[BEGIN THE DATA]

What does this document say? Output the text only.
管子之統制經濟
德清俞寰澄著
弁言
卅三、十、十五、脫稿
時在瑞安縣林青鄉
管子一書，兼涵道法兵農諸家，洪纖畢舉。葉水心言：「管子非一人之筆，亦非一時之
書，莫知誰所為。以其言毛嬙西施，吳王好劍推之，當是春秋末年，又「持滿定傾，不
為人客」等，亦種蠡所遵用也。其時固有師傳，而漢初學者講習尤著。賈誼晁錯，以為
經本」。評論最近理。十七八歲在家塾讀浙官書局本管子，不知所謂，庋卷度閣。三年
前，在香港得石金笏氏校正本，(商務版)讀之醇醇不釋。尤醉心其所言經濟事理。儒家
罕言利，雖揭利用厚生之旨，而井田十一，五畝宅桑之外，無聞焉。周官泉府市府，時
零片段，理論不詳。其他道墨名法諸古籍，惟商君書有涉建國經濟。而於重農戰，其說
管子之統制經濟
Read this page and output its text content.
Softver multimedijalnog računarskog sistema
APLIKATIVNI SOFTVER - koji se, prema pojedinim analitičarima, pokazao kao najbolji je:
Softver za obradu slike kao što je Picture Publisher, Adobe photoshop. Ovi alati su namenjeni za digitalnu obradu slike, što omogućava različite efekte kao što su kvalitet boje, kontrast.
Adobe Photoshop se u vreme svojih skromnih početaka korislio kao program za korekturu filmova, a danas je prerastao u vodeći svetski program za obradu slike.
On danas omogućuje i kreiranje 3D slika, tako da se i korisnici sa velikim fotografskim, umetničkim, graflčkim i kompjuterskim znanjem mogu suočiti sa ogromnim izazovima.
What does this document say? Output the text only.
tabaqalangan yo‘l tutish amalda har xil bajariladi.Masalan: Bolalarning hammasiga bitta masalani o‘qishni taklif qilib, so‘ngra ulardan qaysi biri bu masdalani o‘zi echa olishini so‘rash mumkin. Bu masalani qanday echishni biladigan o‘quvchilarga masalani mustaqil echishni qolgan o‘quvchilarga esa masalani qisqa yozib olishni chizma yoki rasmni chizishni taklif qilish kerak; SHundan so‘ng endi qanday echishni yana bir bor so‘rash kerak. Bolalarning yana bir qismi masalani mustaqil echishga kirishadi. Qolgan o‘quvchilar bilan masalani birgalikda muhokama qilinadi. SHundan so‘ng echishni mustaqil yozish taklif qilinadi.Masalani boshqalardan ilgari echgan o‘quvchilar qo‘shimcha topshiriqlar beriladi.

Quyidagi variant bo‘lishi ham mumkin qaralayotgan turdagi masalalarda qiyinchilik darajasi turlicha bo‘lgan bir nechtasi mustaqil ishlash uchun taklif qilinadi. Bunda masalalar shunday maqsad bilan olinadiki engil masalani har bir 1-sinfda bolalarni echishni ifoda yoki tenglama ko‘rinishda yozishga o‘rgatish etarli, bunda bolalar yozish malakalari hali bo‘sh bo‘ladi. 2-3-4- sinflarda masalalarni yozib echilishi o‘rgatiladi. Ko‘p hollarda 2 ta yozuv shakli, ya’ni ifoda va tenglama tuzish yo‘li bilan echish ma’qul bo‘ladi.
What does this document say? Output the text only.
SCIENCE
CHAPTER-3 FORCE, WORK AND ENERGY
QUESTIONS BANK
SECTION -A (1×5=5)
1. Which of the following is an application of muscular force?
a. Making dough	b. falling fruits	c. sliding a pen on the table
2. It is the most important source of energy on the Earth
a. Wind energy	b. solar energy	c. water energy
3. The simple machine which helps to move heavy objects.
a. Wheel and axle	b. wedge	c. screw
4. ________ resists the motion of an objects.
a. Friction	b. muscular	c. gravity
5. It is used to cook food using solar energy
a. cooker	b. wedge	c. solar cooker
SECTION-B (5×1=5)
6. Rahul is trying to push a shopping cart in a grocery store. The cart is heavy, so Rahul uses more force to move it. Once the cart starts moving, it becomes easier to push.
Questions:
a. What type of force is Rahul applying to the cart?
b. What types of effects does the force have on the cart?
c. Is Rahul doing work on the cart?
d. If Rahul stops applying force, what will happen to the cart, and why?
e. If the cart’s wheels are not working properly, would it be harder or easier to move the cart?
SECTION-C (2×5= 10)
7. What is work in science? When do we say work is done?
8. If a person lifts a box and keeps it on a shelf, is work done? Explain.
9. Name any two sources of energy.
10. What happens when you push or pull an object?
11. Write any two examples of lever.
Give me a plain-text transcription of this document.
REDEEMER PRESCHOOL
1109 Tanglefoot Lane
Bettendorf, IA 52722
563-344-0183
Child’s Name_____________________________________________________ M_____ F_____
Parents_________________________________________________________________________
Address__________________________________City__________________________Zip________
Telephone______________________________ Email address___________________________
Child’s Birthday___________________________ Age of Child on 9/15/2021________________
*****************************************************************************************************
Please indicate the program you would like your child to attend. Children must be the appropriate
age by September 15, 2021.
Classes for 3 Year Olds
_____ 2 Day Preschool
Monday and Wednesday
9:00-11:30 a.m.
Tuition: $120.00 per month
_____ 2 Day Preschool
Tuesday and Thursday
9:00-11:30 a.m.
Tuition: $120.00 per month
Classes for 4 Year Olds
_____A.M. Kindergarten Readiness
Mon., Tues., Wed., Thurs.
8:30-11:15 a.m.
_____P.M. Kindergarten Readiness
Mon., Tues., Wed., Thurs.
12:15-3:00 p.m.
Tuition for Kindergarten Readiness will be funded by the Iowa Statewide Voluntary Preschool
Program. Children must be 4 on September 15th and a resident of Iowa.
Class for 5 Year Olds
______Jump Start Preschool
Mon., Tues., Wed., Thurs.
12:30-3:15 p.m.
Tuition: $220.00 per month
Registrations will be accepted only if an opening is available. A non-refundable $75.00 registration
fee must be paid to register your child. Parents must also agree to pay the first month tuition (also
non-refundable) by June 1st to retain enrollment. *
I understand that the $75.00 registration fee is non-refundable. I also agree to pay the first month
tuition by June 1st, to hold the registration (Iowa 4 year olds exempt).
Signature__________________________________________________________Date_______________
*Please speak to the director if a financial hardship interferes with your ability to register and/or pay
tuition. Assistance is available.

[END THE DATA]

* YOUR GOAL *
Among the entries above, how many lines hold the string "slike"? Respond with nothing but the number.

* WORKED SOLUTION *
2